*Written exercise:*
Locate each line holding the string "name" and copy it.

*Figure content listings:*
-------

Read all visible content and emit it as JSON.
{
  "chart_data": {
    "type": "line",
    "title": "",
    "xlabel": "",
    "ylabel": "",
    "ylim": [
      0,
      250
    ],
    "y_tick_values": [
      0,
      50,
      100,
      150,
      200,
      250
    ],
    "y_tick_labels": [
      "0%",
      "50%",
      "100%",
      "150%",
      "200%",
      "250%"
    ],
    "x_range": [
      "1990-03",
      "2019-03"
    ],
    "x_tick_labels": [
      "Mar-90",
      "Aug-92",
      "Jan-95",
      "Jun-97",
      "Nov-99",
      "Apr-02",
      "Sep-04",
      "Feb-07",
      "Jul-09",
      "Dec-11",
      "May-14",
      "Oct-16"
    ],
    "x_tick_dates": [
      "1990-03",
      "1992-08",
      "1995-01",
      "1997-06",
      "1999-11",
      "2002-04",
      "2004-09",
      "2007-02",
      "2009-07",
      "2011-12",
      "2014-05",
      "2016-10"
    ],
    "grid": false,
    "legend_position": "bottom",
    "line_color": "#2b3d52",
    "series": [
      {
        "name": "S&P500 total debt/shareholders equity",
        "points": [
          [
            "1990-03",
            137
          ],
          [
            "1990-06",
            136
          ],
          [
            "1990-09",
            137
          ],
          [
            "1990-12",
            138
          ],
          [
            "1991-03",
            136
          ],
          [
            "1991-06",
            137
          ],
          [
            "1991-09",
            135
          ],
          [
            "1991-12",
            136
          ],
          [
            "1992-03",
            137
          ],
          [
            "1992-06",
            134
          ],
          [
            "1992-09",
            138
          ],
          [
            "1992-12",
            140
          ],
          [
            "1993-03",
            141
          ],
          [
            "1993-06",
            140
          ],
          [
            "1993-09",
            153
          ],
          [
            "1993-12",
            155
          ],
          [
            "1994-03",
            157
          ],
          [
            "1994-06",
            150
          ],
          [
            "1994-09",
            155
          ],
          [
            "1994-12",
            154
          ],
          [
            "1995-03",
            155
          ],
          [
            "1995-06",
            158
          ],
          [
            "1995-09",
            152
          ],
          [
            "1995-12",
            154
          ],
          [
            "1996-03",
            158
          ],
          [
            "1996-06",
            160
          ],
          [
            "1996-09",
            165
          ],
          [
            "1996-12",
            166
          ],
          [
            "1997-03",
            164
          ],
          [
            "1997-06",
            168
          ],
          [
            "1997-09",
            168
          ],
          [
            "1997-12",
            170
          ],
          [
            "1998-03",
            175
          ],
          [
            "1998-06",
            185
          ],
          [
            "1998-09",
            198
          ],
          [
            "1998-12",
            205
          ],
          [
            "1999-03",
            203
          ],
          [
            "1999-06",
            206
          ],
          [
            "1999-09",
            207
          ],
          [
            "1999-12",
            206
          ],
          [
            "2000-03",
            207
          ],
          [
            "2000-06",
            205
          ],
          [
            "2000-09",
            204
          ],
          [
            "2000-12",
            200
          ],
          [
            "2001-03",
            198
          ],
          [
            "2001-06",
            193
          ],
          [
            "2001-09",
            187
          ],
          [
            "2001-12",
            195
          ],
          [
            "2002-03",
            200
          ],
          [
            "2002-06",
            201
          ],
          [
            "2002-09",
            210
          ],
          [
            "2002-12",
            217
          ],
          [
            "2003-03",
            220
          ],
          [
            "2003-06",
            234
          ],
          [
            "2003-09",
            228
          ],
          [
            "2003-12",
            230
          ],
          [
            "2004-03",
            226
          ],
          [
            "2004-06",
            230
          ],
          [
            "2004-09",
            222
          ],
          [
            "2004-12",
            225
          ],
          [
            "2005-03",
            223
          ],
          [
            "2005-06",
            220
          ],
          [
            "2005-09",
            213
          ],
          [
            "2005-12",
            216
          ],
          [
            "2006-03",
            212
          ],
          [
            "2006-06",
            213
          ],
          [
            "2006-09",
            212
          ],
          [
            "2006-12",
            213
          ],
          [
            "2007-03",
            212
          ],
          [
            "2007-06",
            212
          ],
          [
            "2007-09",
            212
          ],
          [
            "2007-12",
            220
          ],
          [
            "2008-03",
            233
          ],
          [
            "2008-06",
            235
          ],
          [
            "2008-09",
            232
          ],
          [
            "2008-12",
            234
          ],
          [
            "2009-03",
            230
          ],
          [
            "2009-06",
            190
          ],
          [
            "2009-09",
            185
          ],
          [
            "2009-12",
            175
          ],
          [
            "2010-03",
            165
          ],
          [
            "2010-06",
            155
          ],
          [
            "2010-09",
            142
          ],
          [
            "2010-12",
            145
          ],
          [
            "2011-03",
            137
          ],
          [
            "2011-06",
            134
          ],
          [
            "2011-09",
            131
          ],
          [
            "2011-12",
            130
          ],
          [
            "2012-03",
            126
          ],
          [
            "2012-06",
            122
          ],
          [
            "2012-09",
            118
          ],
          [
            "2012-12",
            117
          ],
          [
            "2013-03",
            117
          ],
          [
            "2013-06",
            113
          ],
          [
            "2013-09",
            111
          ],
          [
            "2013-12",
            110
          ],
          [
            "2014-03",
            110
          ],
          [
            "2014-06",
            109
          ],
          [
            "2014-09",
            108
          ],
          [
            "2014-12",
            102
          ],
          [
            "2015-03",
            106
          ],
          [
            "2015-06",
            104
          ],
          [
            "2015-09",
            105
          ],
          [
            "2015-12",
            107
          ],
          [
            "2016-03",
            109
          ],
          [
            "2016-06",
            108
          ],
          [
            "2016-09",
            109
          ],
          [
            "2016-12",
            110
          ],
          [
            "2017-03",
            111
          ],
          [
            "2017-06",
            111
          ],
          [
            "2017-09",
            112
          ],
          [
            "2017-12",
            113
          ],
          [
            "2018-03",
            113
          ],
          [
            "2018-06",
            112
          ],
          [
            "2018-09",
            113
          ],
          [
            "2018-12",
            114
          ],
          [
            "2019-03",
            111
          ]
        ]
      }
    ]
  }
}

-------

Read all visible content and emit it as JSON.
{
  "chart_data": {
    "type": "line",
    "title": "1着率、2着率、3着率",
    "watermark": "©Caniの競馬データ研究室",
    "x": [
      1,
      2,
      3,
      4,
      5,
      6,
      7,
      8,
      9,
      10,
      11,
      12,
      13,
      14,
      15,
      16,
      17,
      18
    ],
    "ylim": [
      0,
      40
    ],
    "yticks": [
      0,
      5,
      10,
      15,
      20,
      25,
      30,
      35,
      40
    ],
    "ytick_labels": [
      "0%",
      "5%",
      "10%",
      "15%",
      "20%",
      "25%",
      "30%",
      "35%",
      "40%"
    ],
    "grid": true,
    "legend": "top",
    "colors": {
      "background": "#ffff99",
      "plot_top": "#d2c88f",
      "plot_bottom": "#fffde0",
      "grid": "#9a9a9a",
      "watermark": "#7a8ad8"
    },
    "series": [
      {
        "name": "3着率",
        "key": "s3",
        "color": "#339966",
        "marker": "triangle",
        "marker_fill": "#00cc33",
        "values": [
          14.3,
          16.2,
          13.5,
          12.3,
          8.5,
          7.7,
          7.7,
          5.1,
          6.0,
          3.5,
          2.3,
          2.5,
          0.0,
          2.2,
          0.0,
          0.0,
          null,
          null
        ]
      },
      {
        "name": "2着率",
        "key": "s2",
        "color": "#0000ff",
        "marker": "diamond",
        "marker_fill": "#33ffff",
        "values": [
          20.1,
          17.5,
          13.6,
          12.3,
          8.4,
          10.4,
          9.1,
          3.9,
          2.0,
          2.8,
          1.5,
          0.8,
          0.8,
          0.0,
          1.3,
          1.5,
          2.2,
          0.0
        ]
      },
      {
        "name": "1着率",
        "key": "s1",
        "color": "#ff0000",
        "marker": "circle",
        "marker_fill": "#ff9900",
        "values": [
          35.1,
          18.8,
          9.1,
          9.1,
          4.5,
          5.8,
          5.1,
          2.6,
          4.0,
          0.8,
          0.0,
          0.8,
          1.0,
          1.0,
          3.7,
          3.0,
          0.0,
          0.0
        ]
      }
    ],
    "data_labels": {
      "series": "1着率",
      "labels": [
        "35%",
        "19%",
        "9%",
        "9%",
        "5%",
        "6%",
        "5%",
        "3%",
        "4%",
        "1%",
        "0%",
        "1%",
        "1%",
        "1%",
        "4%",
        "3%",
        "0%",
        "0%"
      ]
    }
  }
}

-------

*Result below:*
        "name": "S&P500 total debt/shareholders equity",
        "name": "3着率",
        "name": "2着率",
        "name": "1着率",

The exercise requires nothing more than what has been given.